**Requirement**
Exactly repeat the material, dropping only the pictures.

**Dataset excerpts**
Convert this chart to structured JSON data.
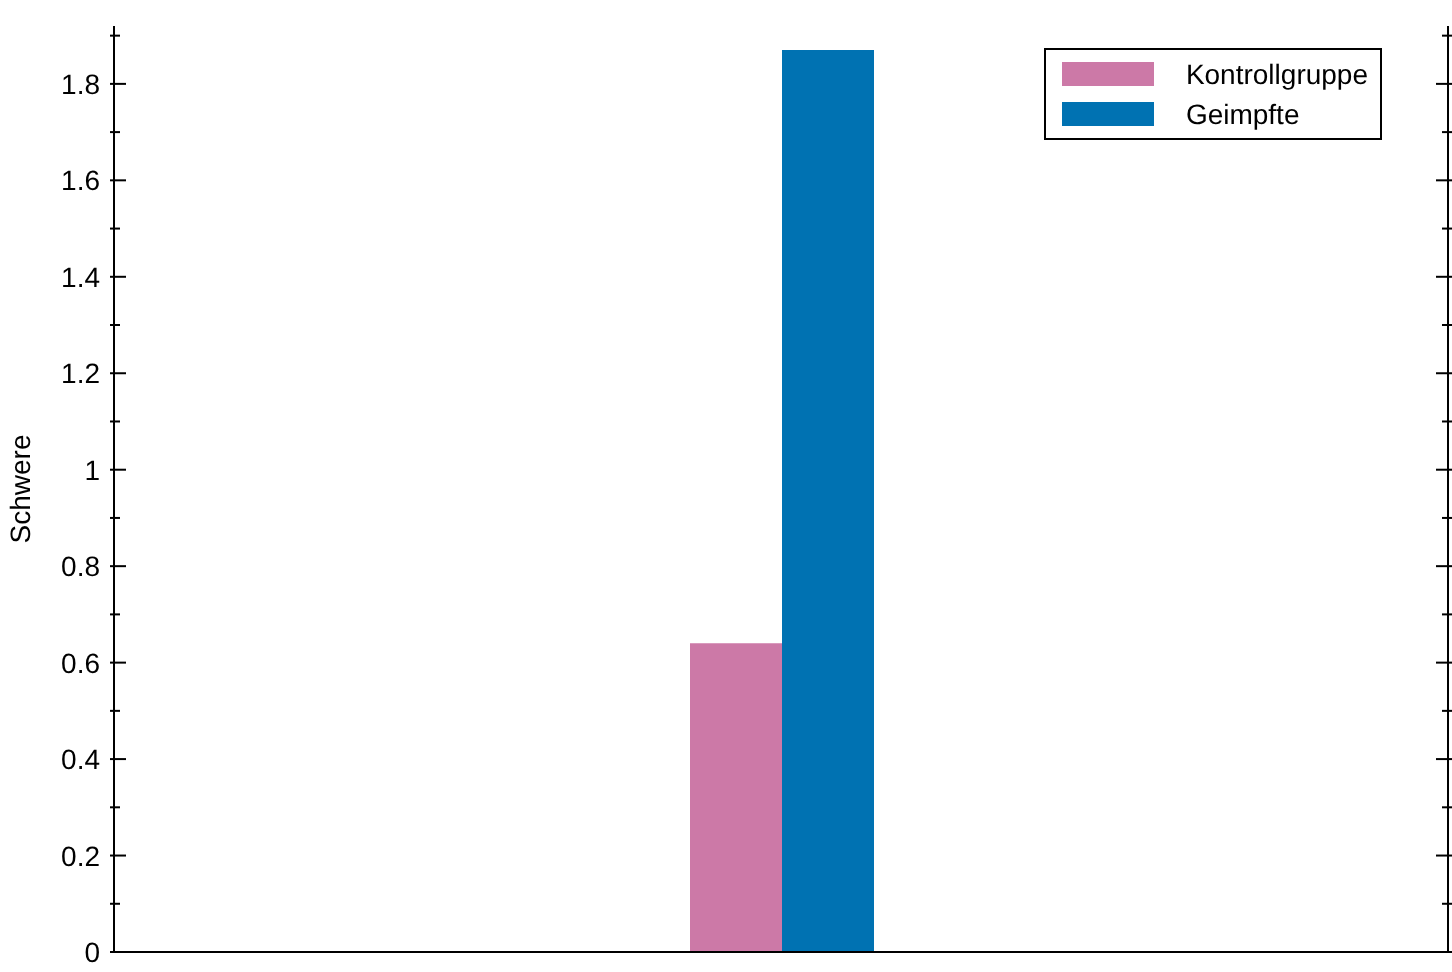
{
  "chart_data": {
    "type": "bar",
    "ylabel": "Schwere",
    "categories": [
      null
    ],
    "series": [
      {
        "name": "Kontrollgruppe",
        "color": "#cc79a7",
        "values": [
          0.64
        ]
      },
      {
        "name": "Geimpfte",
        "color": "#0072b2",
        "values": [
          1.87
        ]
      }
    ],
    "ylim": [
      0,
      1.92
    ],
    "yticks": [
      0,
      {
        "value": 0.1,
        "label": null
      },
      0.2,
      {
        "value": 0.3,
        "label": null
      },
      0.4,
      {
        "value": 0.5,
        "label": null
      },
      0.6,
      {
        "value": 0.7,
        "label": null
      },
      0.8,
      {
        "value": 0.9,
        "label": null
      },
      1,
      {
        "value": 1.1,
        "label": null
      },
      1.2,
      {
        "value": 1.3,
        "label": null
      },
      1.4,
      {
        "value": 1.5,
        "label": null
      },
      1.6,
      {
        "value": 1.7,
        "label": null
      },
      1.8,
      {
        "value": 1.9,
        "label": null
      }
    ],
    "grid": false,
    "legend": "top right"
  }
}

**The output**
Convert this chart to structured JSON data.
{
  "chart_data": {
    "type": "bar",
    "ylabel": "Schwere",
    "categories": [
      null
    ],
    "series": [
      {
        "name": "Kontrollgruppe",
        "color": "#cc79a7",
        "values": [
          0.64
        ]
      },
      {
        "name": "Geimpfte",
        "color": "#0072b2",
        "values": [
          1.87
        ]
      }
    ],
    "ylim": [
      0,
      1.92
    ],
    "yticks": [
      0,
      {
        "value": 0.1,
        "label": null
      },
      0.2,
      {
        "value": 0.3,
        "label": null
      },
      0.4,
      {
        "value": 0.5,
        "label": null
      },
      0.6,
      {
        "value": 0.7,
        "label": null
      },
      0.8,
      {
        "value": 0.9,
        "label": null
      },
      1,
      {
        "value": 1.1,
        "label": null
      },
      1.2,
      {
        "value": 1.3,
        "label": null
      },
      1.4,
      {
        "value": 1.5,
        "label": null
      },
      1.6,
      {
        "value": 1.7,
        "label": null
      },
      1.8,
      {
        "value": 1.9,
        "label": null
      }
    ],
    "grid": false,
    "legend": "top right"
  }
}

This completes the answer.